-- Start --

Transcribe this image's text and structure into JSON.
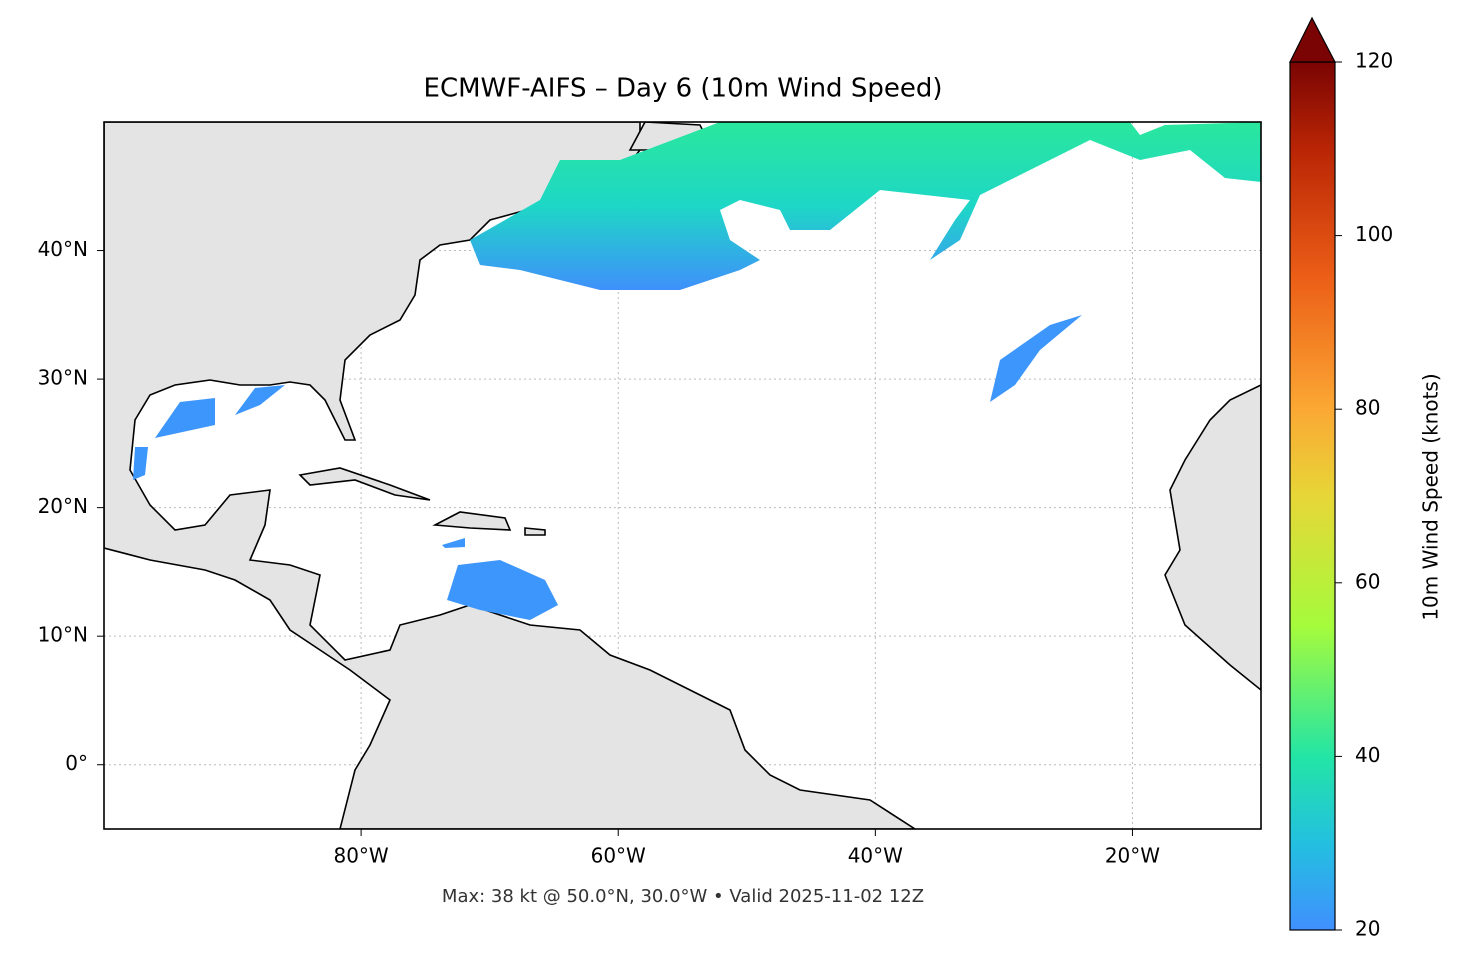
{
  "title": "ECMWF-AIFS – Day 6 (10m Wind Speed)",
  "footer": "Max: 38 kt @ 50.0°N, 30.0°W • Valid 2025-11-02 12Z",
  "map": {
    "lon_range": [
      -100,
      -10
    ],
    "lat_range": [
      -5,
      50
    ],
    "grid": true,
    "xticks": [
      {
        "value": -80,
        "label": "80°W"
      },
      {
        "value": -60,
        "label": "60°W"
      },
      {
        "value": -40,
        "label": "40°W"
      },
      {
        "value": -20,
        "label": "20°W"
      }
    ],
    "yticks": [
      {
        "value": 0,
        "label": "0°"
      },
      {
        "value": 10,
        "label": "10°N"
      },
      {
        "value": 20,
        "label": "20°N"
      },
      {
        "value": 30,
        "label": "30°N"
      },
      {
        "value": 40,
        "label": "40°N"
      }
    ]
  },
  "colorbar": {
    "label": "10m Wind Speed (knots)",
    "lim": [
      20,
      120
    ],
    "ticks": [
      20,
      40,
      60,
      80,
      100,
      120
    ],
    "extend": "max"
  }
}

-- End --

■ **Problem statement**
Copy every line of the data word for word, omitting the images.

■ **Solution for this exercise**
Transcribe this image's text and structure into JSON.
{
  "title": "ECMWF-AIFS – Day 6 (10m Wind Speed)",
  "footer": "Max: 38 kt @ 50.0°N, 30.0°W • Valid 2025-11-02 12Z",
  "map": {
    "lon_range": [
      -100,
      -10
    ],
    "lat_range": [
      -5,
      50
    ],
    "grid": true,
    "xticks": [
      {
        "value": -80,
        "label": "80°W"
      },
      {
        "value": -60,
        "label": "60°W"
      },
      {
        "value": -40,
        "label": "40°W"
      },
      {
        "value": -20,
        "label": "20°W"
      }
    ],
    "yticks": [
      {
        "value": 0,
        "label": "0°"
      },
      {
        "value": 10,
        "label": "10°N"
      },
      {
        "value": 20,
        "label": "20°N"
      },
      {
        "value": 30,
        "label": "30°N"
      },
      {
        "value": 40,
        "label": "40°N"
      }
    ]
  },
  "colorbar": {
    "label": "10m Wind Speed (knots)",
    "lim": [
      20,
      120
    ],
    "ticks": [
      20,
      40,
      60,
      80,
      100,
      120
    ],
    "extend": "max"
  }
}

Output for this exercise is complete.